> _What you will do_
Note each line in the data holding the string "anser" and report it.
--------------------------------
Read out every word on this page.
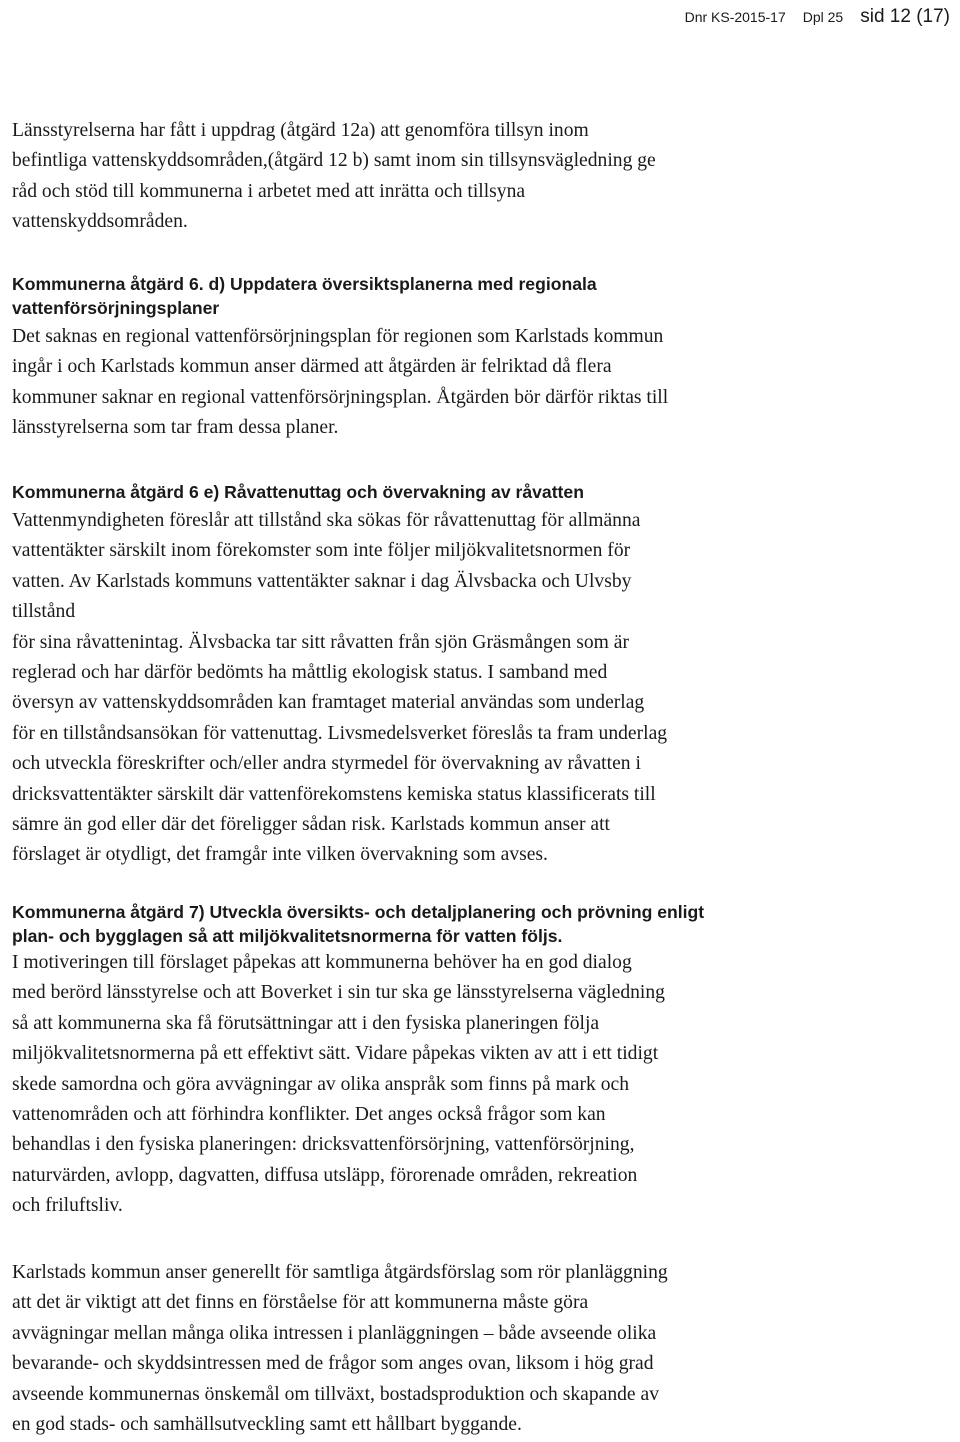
Dnr KS-2015-17 Dpl 25 sid 12 (17)

Länsstyrelserna har fått i uppdrag (åtgärd 12a) att genomföra tillsyn inom
befintliga vattenskyddsområden,(åtgärd 12 b) samt inom sin tillsynsvägledning ge
råd och stöd till kommunerna i arbetet med att inrätta och tillsyna
vattenskyddsområden.

Kommunerna åtgärd 6. d) Uppdatera översiktsplanerna med regionala
vattenförsörjningsplaner

Det saknas en regional vattenförsörjningsplan för regionen som Karlstads kommun
ingår i och Karlstads kommun anser därmed att åtgärden är felriktad då flera
kommuner saknar en regional vattenförsörjningsplan. Åtgärden bör därför riktas till
länsstyrelserna som tar fram dessa planer.

Kommunerna åtgärd 6 e) Råvattenuttag och övervakning av råvatten

Vattenmyndigheten föreslår att tillstånd ska sökas för råvattenuttag för allmänna
vattentäkter särskilt inom förekomster som inte följer miljökvalitetsnormen för
vatten. Av Karlstads kommuns vattentäkter saknar i dag Älvsbacka och Ulvsby
tillstånd
för sina råvattenintag. Älvsbacka tar sitt råvatten från sjön Gräsmången som är
reglerad och har därför bedömts ha måttlig ekologisk status. I samband med
översyn av vattenskyddsområden kan framtaget material användas som underlag
för en tillståndsansökan för vattenuttag. Livsmedelsverket föreslås ta fram underlag
och utveckla föreskrifter och/eller andra styrmedel för övervakning av råvatten i
dricksvattentäkter särskilt där vattenförekomstens kemiska status klassificerats till
sämre än god eller där det föreligger sådan risk. Karlstads kommun anser att
förslaget är otydligt, det framgår inte vilken övervakning som avses.

Kommunerna åtgärd 7) Utveckla översikts- och detaljplanering och prövning enligt
plan- och bygglagen så att miljökvalitetsnormerna för vatten följs.

I motiveringen till förslaget påpekas att kommunerna behöver ha en god dialog
med berörd länsstyrelse och att Boverket i sin tur ska ge länsstyrelserna vägledning
så att kommunerna ska få förutsättningar att i den fysiska planeringen följa
miljökvalitetsnormerna på ett effektivt sätt. Vidare påpekas vikten av att i ett tidigt
skede samordna och göra avvägningar av olika anspråk som finns på mark och
vattenområden och att förhindra konflikter. Det anges också frågor som kan
behandlas i den fysiska planeringen: dricksvattenförsörjning, vattenförsörjning,
naturvärden, avlopp, dagvatten, diffusa utsläpp, förorenade områden, rekreation
och friluftsliv.

Karlstads kommun anser generellt för samtliga åtgärdsförslag som rör planläggning
att det är viktigt att det finns en förståelse för att kommunerna måste göra
avvägningar mellan många olika intressen i planläggningen – både avseende olika
bevarande- och skyddsintressen med de frågor som anges ovan, liksom i hög grad
avseende kommunernas önskemål om tillväxt, bostadsproduktion och skapande av
en god stads- och samhällsutveckling samt ett hållbart byggande.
--------------------------------
> _Response below_
ingår i och Karlstads kommun anser därmed att åtgärden är felriktad då flera
sämre än god eller där det föreligger sådan risk. Karlstads kommun anser att
Karlstads kommun anser generellt för samtliga åtgärdsförslag som rör planläggning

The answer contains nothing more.